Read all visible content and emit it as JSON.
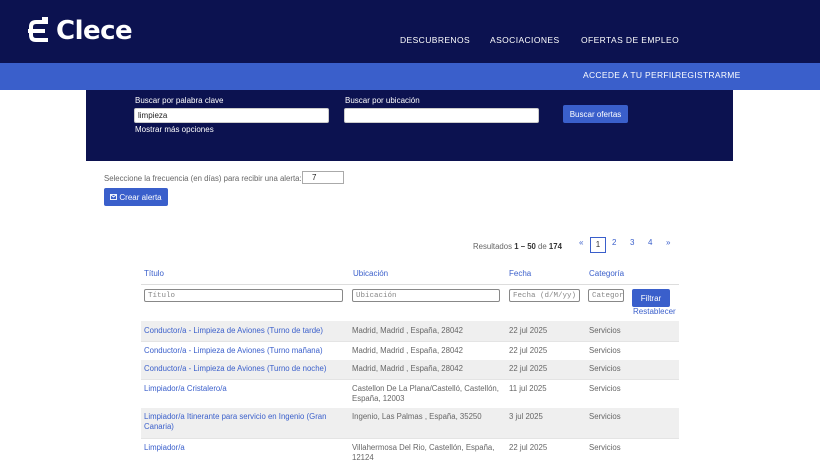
{
  "header": {
    "brand": "Clece",
    "nav": [
      "DESCUBRENOS",
      "ASOCIACIONES",
      "OFERTAS DE EMPLEO"
    ],
    "account": [
      "ACCEDE A TU PERFIL",
      "REGISTRARME"
    ]
  },
  "search": {
    "keyword_label": "Buscar por palabra clave",
    "keyword_value": "limpieza",
    "location_label": "Buscar por ubicación",
    "location_value": "",
    "more_options": "Mostrar más opciones",
    "submit": "Buscar ofertas"
  },
  "alert": {
    "label": "Seleccione la frecuencia (en días) para recibir una alerta:",
    "frequency": "7",
    "button": "Crear alerta"
  },
  "results": {
    "prefix": "Resultados ",
    "range": "1 – 50",
    "of": " de ",
    "total": "174",
    "pages": [
      "«",
      "1",
      "2",
      "3",
      "4",
      "»"
    ],
    "current_page": "1"
  },
  "table": {
    "headers": [
      "Título",
      "Ubicación",
      "Fecha",
      "Categoría"
    ],
    "filters": [
      "Título",
      "Ubicación",
      "Fecha (d/M/yy)",
      "Categoría"
    ],
    "filter_button": "Filtrar",
    "reset": "Restablecer",
    "rows": [
      {
        "title": "Conductor/a - Limpieza de Aviones (Turno de tarde)",
        "location": "Madrid, Madrid , España, 28042",
        "date": "22 jul 2025",
        "category": "Servicios"
      },
      {
        "title": "Conductor/a - Limpieza de Aviones (Turno mañana)",
        "location": "Madrid, Madrid , España, 28042",
        "date": "22 jul 2025",
        "category": "Servicios"
      },
      {
        "title": "Conductor/a - Limpieza de Aviones (Turno de noche)",
        "location": "Madrid, Madrid , España, 28042",
        "date": "22 jul 2025",
        "category": "Servicios"
      },
      {
        "title": "Limpiador/a Cristalero/a",
        "location": "Castellon De La Plana/Castelló, Castellón, España, 12003",
        "date": "11 jul 2025",
        "category": "Servicios"
      },
      {
        "title": "Limpiador/a Itinerante para servicio en Ingenio (Gran Canaria)",
        "location": "Ingenio, Las Palmas , España, 35250",
        "date": "3 jul 2025",
        "category": "Servicios"
      },
      {
        "title": "Limpiador/a",
        "location": "Villahermosa Del Rio, Castellón, España, 12124",
        "date": "22 jul 2025",
        "category": "Servicios"
      }
    ]
  },
  "colors": {
    "navy": "#0c1250",
    "accent": "#3a5fcb"
  }
}
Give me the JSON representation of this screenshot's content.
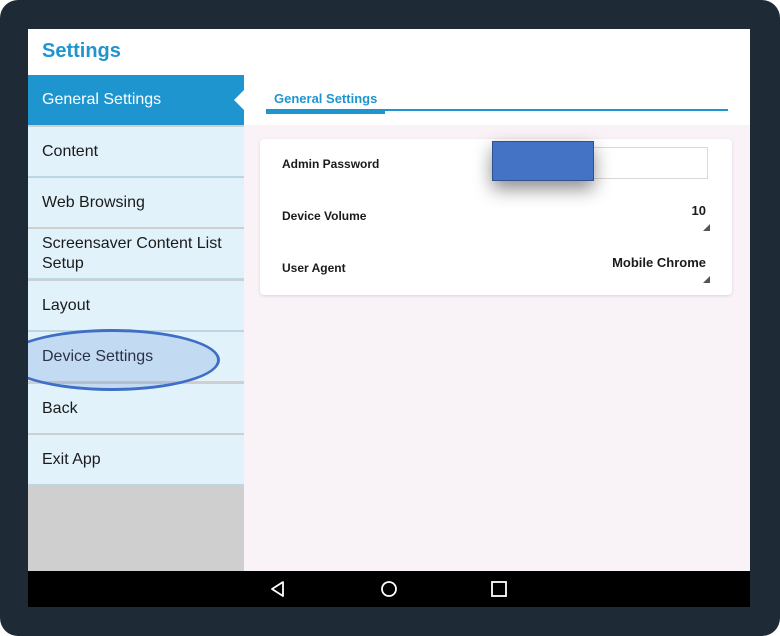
{
  "app": {
    "title": "Settings"
  },
  "sidebar": {
    "items": [
      {
        "label": "General Settings",
        "active": true
      },
      {
        "label": "Content",
        "active": false
      },
      {
        "label": "Web Browsing",
        "active": false
      },
      {
        "label": "Screensaver Content List Setup",
        "active": false
      },
      {
        "label": "Layout",
        "active": false
      },
      {
        "label": "Device Settings",
        "active": false
      },
      {
        "label": "Back",
        "active": false
      },
      {
        "label": "Exit App",
        "active": false
      }
    ]
  },
  "main": {
    "tab": {
      "label": "General Settings"
    },
    "settings": {
      "admin_password": {
        "label": "Admin Password",
        "value": ""
      },
      "device_volume": {
        "label": "Device Volume",
        "value": "10"
      },
      "user_agent": {
        "label": "User Agent",
        "value": "Mobile Chrome"
      }
    }
  },
  "navbar": {
    "buttons": [
      "back-triangle-icon",
      "home-circle-icon",
      "recents-square-icon"
    ]
  },
  "colors": {
    "accent": "#1f95cf",
    "sidebar_item_bg": "#e1f2fb",
    "panel_bg": "#f9f2f7",
    "redaction": "#4472c4",
    "highlight_ring": "#3f6fc4",
    "device_frame": "#1f2a37"
  }
}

******************************

Count the lines of these entries that hold the string "Turno", and give only that number.

3